__Challenge a__
According to the piece on Lakewood's bicycle plan, when did the city roll out its Bicycle Master Plan?

+++ Page extract

The City of Lakewood rolled out a pretty reasonable Bicycle Master Plan late in 2011. Even without that, I’d be looking forward to seeing more cyclists on the roads as the weather warms. Lately it seems every passing year sees more cyclists on the roadway. But in the midst of that trend, Lakewood’s Bicycle Master Plan is good news for cyclists and the city.
If you hear skepticism in the word “reasonable,” there’s a reason for that. It’s not because of my conviction that when it comes to getting more people on bikes, the most important infrastructure is human infrastructure: People will ride their bikes when they realize it’s in their own best interest to do so.
Neither is it because Lakewood joins a whole lot of city governments that have lately realized that it makes good PR to be seen as supportive of alternative transportation.
Maybe some have, and even if that’s their motivation, that’s a good thing. It’s up to cyclists to make sure that energy is put to good use.
But after watching this trend gather momentum for years, I think many elected officials and city planners truly believe planning for bicycles just makes sense. I take Lakewood Mayor Mike Summers at his word when he assures me that there was “no political calculus” in his embrace of bicycle planning. I think he knows it’s just a good idea for the city. I know many of the people involved with the plan, and many more of the people they were listening to as they put it together. Indeed, Lakewood’s new Bicycle Master Plan reflects input gathered during public sessions that sought input from cyclists. I’m one of them. I was there.
But there’s another reason for skepticism, and that is the fact that bicycle transportation planning is a sticky business. Even if you get over the idea that cyclists are on one side of a great (false) divide, and all the motorists in the world are on the other, planning for the bicycle community is still a minefield of challenges.
Cyclists themselves are divided like religious sects. The deepest divisions are among those who like bike lanes and those who think segregating bikes actually makes the world more dangerous.
Planners typically like bike lanes. I theorize that’s because dedicated lanes provide both physical evidence of their community’s bike friendliness, and a specific strategy to boost cycling in their community, and therefore meet a common goal of bicycle plans.
But very experienced cyclists often don’t like bike lanes. They don’t need a dedicated lane to make them feel comfortable, and they’ve recognized that bike lanes have drawbacks, too– including some that are dangerous.

++++++

__Challenge b__
Rewrite the listing from its first line through the line containing "more-button[interactable]: 更多 (906, 2206, 1026, 2326)", switching "bbox" to "bounding box" and leaving everything else unchanged. Return only those lines.

+++ Dataset records

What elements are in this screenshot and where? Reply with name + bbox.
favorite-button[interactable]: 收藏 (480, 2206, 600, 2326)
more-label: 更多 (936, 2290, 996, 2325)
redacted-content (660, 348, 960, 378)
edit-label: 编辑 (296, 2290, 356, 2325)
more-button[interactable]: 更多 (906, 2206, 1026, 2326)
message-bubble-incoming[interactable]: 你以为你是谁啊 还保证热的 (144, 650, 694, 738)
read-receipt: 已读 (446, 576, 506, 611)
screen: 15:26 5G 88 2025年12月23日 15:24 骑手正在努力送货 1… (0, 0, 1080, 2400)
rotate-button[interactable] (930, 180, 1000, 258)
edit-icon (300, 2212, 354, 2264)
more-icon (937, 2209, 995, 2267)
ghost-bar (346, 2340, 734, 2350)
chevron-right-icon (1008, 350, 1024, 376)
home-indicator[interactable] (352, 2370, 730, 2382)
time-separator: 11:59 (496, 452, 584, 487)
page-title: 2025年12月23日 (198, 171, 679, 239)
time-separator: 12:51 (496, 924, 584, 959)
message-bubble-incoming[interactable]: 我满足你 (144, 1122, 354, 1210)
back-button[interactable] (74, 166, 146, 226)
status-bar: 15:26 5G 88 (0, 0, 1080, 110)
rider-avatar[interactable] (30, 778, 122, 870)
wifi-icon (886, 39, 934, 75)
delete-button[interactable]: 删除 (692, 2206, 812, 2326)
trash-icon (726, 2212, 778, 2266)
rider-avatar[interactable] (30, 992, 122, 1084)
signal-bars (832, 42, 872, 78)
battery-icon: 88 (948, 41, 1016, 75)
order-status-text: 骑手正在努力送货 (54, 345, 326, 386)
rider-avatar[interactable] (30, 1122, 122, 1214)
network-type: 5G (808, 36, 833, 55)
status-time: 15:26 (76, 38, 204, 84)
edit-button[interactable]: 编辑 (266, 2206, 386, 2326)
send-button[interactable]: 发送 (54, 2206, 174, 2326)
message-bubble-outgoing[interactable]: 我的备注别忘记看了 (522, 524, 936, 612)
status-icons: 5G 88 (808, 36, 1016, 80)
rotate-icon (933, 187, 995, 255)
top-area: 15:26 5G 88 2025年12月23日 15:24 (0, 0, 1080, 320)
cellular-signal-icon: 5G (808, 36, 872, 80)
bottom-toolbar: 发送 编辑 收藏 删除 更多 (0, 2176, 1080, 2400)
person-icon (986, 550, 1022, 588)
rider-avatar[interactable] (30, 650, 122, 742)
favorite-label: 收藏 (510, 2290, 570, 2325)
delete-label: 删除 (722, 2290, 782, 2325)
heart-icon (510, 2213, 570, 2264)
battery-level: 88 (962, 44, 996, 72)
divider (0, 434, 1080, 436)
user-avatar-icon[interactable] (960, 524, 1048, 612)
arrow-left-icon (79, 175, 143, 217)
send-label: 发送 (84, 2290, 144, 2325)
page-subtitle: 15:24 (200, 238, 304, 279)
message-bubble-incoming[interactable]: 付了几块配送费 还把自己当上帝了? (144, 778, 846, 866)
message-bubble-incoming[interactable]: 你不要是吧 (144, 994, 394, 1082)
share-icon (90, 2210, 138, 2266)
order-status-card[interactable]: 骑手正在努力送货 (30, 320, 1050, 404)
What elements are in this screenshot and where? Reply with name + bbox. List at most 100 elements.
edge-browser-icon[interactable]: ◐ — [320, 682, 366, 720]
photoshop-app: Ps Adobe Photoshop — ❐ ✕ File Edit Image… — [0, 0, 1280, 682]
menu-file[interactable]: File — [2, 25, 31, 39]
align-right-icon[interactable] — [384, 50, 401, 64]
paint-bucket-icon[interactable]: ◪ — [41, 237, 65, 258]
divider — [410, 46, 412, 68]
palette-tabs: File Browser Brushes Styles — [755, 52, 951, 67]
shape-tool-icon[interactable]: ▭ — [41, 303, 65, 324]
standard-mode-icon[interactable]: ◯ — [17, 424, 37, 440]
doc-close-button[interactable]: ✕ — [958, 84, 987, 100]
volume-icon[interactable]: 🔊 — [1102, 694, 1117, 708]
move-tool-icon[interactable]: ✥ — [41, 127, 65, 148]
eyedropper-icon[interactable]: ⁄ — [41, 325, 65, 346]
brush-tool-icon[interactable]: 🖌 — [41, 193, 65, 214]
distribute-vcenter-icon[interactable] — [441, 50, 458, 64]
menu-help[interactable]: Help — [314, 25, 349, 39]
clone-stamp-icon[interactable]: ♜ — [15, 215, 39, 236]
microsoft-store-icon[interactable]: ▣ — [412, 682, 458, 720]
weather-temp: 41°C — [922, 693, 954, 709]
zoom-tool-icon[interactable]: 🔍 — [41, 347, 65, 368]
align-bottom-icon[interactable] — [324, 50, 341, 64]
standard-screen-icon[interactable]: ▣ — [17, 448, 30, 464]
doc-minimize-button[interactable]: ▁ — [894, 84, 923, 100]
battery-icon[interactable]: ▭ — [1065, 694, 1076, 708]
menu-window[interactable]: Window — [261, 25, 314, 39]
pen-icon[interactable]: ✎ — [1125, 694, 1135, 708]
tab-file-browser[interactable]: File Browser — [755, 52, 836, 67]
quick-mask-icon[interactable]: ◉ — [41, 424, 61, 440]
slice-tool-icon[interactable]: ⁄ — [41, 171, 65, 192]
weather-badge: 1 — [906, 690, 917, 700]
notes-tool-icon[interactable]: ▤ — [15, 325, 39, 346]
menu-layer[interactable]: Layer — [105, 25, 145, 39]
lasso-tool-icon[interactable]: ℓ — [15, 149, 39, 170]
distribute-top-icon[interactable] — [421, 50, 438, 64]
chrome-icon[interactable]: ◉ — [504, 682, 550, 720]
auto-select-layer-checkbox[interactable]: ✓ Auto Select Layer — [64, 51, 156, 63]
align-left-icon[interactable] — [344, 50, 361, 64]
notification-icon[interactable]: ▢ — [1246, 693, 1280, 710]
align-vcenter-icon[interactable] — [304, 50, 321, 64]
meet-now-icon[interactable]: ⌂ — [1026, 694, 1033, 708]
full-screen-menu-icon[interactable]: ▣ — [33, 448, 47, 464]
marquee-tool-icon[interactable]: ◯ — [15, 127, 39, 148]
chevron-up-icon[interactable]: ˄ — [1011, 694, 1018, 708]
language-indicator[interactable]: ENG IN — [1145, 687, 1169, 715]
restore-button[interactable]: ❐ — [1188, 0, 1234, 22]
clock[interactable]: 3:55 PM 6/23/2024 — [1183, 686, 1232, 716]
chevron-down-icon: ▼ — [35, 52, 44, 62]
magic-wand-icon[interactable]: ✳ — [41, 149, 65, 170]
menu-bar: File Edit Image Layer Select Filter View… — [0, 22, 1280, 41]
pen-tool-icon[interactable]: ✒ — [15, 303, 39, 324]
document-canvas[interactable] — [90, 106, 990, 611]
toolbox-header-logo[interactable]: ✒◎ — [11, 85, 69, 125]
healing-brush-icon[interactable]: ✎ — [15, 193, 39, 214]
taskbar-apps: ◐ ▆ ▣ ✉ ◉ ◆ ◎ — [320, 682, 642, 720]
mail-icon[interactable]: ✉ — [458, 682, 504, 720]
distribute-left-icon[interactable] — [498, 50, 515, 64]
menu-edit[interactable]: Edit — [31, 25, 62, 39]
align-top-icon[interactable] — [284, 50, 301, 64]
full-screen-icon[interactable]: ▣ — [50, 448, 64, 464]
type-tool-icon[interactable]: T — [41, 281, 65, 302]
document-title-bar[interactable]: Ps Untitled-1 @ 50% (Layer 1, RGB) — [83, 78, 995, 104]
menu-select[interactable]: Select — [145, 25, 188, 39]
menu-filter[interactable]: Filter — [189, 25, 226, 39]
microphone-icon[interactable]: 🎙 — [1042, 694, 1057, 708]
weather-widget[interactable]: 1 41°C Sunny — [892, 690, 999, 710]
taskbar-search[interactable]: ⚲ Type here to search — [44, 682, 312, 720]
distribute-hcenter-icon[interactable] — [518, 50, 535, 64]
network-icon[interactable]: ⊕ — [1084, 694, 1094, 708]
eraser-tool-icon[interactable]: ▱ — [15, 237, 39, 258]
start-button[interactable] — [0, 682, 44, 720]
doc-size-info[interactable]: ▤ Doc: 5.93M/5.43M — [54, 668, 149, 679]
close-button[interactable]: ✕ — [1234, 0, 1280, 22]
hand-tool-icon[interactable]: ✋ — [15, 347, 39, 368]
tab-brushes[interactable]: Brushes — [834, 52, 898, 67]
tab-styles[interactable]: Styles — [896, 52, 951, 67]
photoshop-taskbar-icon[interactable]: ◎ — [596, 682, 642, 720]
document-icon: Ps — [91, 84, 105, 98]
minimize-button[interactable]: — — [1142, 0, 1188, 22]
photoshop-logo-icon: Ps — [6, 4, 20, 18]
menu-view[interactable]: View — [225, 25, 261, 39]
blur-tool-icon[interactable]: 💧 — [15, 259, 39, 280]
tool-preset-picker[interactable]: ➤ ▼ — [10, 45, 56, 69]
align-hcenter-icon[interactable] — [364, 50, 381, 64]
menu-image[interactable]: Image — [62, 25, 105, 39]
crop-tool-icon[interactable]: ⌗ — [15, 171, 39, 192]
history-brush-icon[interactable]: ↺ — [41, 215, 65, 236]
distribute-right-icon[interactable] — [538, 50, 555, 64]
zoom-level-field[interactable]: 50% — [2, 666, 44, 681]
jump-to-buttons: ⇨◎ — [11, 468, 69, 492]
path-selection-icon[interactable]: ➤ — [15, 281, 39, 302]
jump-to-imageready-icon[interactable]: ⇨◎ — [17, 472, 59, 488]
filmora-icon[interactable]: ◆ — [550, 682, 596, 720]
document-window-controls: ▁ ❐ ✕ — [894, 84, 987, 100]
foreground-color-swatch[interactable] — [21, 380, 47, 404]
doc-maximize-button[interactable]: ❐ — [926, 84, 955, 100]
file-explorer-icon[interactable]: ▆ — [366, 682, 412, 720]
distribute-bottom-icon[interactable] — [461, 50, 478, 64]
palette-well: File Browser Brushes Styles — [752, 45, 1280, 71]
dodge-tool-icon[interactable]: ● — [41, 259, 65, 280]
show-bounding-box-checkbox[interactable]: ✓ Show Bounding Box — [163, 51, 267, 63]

++++++

__Complete response a__
Late in 2011.

__Complete response b__
What elements are in this screenshot and where? Reply with name + bounding box.
favorite-button[interactable]: 收藏 (480, 2206, 600, 2326)
more-label: 更多 (936, 2290, 996, 2325)
redacted-content (660, 348, 960, 378)
edit-label: 编辑 (296, 2290, 356, 2325)
more-button[interactable]: 更多 (906, 2206, 1026, 2326)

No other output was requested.